Reproduce each line that includes the word "Bekijk".

*** RECORDS TO PROCESS

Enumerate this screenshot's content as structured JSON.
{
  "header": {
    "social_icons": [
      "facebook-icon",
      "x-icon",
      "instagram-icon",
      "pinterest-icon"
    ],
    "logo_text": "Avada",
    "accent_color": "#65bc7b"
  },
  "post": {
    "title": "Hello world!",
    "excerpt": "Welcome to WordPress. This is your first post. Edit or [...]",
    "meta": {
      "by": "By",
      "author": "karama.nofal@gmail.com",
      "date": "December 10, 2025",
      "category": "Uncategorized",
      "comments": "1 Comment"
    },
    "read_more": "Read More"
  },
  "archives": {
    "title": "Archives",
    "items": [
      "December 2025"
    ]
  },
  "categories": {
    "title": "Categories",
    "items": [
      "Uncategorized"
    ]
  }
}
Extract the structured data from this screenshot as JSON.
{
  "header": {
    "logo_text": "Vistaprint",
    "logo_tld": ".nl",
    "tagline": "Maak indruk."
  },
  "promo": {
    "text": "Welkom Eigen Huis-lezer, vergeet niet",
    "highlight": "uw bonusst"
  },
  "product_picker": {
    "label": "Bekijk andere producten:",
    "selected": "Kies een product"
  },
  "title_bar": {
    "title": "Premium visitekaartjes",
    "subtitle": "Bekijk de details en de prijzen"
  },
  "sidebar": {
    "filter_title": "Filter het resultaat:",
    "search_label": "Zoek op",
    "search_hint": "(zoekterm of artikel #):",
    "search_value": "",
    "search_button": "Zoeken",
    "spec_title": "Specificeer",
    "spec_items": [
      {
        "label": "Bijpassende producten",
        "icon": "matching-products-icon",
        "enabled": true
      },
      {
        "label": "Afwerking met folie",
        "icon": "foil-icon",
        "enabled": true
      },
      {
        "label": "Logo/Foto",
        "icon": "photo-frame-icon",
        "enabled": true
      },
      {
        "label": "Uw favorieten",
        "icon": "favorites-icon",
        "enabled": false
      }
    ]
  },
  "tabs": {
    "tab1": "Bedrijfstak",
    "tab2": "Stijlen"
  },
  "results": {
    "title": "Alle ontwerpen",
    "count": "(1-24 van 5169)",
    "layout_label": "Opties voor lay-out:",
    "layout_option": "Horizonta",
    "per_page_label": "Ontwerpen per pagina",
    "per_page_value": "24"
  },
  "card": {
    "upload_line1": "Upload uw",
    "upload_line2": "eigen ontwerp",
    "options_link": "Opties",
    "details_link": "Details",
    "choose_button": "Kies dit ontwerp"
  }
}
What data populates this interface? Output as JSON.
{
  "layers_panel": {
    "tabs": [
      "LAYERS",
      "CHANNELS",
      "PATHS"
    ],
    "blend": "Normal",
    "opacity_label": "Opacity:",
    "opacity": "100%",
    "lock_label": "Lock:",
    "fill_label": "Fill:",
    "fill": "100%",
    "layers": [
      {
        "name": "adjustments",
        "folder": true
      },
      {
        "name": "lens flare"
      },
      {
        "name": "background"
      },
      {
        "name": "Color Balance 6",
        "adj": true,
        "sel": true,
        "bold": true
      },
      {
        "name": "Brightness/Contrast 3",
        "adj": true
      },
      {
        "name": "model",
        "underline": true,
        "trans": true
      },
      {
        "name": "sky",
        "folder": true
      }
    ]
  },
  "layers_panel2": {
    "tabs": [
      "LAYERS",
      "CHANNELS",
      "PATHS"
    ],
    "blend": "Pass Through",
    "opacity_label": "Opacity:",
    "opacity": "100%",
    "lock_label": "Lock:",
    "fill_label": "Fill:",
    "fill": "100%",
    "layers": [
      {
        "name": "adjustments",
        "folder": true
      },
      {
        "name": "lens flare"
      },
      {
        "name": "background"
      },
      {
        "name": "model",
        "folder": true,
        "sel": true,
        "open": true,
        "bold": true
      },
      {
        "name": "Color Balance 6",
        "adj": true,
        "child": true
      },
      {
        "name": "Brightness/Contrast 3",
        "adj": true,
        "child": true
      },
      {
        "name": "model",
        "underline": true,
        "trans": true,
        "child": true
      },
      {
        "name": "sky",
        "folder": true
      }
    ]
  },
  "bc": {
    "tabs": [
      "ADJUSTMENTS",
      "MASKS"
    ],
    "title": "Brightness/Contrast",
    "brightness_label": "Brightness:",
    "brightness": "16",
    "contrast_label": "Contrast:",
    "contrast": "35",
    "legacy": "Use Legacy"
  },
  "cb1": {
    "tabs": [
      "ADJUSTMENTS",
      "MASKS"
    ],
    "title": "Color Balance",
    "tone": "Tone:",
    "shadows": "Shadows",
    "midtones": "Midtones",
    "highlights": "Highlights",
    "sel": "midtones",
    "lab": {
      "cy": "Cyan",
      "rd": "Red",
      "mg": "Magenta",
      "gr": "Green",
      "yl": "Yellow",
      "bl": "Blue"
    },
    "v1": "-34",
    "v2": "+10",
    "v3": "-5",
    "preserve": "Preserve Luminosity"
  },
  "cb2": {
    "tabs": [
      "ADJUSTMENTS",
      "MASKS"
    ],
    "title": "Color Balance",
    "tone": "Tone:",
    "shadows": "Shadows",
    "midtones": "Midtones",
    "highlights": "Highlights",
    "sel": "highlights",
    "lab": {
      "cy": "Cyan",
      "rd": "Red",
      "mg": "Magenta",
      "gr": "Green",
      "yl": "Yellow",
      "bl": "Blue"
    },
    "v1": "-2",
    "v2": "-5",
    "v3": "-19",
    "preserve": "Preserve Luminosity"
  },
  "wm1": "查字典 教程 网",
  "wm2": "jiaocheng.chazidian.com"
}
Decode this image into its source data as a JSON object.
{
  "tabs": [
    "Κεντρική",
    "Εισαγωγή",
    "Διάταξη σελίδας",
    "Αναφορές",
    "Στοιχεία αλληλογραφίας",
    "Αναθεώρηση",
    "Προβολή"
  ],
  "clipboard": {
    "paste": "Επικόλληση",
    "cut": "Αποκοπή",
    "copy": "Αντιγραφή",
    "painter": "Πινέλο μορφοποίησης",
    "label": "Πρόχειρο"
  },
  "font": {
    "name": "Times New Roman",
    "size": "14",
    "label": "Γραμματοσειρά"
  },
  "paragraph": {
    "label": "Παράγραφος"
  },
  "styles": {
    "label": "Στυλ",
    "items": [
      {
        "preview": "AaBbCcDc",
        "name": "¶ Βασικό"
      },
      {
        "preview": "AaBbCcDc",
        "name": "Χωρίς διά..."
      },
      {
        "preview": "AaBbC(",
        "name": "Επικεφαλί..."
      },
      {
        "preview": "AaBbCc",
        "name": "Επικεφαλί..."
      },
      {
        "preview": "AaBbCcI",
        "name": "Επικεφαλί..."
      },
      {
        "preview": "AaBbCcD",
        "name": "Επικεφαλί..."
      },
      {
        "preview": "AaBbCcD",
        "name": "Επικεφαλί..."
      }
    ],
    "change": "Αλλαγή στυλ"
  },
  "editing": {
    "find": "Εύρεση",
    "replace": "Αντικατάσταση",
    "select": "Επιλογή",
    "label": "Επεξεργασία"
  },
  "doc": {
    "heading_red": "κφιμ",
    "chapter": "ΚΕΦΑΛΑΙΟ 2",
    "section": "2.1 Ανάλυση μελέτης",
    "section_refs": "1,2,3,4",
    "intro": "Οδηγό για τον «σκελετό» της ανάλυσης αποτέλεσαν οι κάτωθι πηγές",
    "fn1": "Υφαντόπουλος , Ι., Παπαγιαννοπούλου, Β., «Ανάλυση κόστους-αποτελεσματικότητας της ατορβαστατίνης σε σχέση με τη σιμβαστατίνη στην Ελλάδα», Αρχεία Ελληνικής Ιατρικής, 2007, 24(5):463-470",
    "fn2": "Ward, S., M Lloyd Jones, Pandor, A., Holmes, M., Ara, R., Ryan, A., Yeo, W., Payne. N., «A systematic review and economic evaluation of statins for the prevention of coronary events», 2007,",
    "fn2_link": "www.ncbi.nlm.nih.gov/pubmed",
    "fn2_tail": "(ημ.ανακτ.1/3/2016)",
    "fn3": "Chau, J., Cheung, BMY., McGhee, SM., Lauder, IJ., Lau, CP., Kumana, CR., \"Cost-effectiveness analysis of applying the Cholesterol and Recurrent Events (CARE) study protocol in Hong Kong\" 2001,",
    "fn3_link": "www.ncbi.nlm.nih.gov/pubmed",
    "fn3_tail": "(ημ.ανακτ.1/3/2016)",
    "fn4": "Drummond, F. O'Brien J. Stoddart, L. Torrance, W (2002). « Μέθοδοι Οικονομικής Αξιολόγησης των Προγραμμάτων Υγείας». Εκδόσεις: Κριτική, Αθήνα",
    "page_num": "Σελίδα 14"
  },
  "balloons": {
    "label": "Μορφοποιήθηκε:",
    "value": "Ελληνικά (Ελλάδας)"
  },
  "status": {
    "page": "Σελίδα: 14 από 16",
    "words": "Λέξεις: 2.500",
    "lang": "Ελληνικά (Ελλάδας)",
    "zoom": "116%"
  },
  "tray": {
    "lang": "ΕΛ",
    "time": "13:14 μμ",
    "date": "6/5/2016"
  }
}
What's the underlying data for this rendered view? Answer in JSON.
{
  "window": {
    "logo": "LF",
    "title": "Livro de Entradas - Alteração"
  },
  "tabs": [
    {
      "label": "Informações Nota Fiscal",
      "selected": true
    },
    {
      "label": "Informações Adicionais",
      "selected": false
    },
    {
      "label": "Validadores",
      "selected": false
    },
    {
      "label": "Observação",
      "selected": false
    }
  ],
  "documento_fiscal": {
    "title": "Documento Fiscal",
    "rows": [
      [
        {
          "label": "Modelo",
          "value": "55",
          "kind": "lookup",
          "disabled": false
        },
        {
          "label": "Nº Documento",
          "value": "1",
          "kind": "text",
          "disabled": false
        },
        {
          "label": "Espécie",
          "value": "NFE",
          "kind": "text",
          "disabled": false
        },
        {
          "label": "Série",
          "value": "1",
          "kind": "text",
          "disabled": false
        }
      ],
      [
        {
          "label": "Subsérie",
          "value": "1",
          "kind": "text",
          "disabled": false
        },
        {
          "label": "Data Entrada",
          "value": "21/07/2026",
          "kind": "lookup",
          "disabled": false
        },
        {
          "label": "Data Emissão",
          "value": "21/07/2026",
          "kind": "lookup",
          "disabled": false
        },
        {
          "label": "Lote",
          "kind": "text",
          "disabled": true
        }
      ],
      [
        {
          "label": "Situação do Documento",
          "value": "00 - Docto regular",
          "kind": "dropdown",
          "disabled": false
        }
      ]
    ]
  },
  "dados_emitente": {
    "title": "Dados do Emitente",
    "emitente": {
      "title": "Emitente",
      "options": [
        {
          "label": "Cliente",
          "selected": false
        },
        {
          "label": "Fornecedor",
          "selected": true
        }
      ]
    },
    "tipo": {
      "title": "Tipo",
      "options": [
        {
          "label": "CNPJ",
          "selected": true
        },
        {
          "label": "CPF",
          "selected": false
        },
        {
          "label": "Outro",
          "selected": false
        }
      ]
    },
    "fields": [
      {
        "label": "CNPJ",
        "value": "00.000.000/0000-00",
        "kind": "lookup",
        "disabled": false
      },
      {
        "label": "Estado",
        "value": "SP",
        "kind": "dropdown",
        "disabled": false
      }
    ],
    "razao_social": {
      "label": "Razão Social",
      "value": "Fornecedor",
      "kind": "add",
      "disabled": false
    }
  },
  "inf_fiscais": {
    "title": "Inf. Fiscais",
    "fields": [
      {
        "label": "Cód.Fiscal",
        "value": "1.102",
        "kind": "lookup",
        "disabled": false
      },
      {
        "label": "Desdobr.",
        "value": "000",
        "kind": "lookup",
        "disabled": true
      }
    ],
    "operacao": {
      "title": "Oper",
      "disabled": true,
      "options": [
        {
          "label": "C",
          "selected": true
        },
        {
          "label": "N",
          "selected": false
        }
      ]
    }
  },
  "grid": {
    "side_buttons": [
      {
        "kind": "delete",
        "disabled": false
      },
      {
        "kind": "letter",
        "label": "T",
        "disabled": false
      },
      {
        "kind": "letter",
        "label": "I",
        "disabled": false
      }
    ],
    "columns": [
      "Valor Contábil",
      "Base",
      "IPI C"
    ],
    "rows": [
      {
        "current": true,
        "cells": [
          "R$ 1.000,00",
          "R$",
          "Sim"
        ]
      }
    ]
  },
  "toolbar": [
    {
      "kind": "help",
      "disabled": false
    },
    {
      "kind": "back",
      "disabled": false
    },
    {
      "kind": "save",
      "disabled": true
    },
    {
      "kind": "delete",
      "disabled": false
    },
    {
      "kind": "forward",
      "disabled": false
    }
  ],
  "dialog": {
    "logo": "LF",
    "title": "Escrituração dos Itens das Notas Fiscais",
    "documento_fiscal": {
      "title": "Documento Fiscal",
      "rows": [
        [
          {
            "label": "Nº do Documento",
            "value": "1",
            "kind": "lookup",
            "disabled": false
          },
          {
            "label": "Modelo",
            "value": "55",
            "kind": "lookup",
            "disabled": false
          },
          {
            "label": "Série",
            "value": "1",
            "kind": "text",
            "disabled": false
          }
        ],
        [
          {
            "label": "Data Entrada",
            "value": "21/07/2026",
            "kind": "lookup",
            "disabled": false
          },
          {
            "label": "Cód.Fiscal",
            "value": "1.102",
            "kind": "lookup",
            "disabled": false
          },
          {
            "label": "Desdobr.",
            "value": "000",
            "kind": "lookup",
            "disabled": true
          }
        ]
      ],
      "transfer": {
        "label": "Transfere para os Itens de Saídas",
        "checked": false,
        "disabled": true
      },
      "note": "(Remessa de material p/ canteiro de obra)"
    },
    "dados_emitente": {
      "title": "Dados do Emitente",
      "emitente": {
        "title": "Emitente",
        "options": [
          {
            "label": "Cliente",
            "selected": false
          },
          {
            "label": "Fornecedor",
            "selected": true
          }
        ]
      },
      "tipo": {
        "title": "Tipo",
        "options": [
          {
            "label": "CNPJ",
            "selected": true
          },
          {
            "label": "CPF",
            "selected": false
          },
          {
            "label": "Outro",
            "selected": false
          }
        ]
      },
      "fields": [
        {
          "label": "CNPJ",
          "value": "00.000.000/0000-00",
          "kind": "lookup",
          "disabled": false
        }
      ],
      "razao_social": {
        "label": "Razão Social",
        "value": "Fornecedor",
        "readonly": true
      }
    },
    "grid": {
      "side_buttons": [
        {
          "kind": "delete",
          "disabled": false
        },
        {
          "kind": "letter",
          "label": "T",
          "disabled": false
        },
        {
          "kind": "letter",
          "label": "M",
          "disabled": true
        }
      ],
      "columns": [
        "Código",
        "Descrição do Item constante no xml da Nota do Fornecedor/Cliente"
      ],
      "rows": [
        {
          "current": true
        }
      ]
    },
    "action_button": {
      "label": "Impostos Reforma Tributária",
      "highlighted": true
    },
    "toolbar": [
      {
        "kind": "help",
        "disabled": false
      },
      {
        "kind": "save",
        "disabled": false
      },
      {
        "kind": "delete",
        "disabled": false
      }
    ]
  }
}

******

## TASK SOLUTION:
    "label": "Bekijk andere producten:",
    "subtitle": "Bekijk de details en de prijzen"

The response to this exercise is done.